# Stored records
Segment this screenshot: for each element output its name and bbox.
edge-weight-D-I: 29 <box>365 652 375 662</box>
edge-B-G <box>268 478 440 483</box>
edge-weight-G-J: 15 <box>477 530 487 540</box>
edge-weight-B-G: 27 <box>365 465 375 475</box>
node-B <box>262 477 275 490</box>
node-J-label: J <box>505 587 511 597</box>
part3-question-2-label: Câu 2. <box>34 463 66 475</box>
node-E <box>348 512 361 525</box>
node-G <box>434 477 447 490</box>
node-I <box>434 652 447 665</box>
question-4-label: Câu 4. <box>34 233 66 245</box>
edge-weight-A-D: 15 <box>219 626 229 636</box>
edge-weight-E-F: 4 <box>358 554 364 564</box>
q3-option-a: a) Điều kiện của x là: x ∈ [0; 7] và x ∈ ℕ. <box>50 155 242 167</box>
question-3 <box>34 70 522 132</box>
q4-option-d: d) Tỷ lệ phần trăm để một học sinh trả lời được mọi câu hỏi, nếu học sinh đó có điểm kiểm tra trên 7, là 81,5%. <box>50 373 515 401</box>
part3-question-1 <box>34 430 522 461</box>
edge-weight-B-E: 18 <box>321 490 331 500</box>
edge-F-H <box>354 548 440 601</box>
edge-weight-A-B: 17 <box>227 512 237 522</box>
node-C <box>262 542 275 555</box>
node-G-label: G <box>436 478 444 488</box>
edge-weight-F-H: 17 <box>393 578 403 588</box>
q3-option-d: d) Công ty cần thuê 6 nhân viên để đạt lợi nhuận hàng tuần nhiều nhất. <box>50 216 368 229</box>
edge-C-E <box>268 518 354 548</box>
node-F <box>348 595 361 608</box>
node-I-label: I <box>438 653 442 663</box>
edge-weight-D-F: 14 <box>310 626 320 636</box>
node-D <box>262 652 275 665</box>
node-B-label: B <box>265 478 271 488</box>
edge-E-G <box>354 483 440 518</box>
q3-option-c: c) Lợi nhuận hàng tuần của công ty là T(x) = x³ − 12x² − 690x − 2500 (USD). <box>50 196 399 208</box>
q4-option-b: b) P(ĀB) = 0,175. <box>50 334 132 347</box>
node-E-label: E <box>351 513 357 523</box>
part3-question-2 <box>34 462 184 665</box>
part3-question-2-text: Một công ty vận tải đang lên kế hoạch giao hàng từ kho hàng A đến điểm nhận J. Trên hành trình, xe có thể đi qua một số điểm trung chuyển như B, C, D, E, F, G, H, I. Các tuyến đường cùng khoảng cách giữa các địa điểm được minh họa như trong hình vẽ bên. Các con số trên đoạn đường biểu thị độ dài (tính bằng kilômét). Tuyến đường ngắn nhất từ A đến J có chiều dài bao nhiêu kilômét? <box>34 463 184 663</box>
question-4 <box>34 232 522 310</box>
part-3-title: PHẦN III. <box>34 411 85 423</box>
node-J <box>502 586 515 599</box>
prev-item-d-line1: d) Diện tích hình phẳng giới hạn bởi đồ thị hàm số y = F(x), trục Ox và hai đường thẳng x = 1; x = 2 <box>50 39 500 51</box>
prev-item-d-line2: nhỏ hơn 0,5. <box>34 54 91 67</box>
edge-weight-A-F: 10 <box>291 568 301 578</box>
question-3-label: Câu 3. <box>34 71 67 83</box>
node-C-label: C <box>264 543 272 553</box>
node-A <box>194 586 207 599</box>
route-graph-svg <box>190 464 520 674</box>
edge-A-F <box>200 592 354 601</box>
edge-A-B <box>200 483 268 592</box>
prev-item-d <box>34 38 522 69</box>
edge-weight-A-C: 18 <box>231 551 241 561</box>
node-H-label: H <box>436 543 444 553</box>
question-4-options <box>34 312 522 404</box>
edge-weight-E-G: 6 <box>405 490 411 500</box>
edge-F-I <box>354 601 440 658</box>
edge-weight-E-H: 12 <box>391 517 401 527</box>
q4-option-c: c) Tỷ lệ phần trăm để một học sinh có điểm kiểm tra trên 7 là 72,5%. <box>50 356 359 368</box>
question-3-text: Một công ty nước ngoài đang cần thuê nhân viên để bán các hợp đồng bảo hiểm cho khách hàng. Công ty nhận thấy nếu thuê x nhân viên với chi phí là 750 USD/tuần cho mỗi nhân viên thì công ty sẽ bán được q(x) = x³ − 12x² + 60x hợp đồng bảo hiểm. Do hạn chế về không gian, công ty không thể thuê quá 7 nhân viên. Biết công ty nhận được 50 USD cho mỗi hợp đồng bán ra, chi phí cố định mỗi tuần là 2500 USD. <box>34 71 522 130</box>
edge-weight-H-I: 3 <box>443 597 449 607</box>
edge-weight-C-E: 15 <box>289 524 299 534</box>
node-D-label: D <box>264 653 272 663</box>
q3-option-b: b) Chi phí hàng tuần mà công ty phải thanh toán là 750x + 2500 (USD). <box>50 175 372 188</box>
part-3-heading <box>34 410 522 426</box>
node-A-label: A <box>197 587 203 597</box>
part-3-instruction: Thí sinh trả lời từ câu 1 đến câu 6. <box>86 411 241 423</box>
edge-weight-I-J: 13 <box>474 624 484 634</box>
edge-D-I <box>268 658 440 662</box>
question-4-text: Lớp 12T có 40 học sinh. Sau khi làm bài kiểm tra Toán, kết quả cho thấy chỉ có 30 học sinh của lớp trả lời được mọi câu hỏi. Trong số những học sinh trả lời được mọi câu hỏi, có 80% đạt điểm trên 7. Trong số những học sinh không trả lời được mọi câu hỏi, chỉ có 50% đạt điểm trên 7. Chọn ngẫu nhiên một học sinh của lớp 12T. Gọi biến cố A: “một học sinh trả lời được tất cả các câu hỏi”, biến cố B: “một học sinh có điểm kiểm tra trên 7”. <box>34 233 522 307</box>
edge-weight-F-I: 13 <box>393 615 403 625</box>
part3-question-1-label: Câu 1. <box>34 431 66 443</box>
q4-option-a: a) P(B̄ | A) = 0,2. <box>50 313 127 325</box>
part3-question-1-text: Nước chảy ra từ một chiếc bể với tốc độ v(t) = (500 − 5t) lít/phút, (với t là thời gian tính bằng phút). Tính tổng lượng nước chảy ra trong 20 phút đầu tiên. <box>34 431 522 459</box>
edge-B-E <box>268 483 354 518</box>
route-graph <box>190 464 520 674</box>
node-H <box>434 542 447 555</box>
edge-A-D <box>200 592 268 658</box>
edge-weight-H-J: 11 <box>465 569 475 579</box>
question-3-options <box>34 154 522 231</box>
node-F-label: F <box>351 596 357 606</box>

# The exercise
Extract the rows verbatim, beginning with the first row and stopping after the row that contains "edge-weight-B-G: 27 <box>365".

# Completed exercise
Segment this screenshot: for each element output its name and bbox.
edge-weight-D-I: 29 <box>365 652 375 662</box>
edge-B-G <box>268 478 440 483</box>
edge-weight-G-J: 15 <box>477 530 487 540</box>
edge-weight-B-G: 27 <box>365 465 375 475</box>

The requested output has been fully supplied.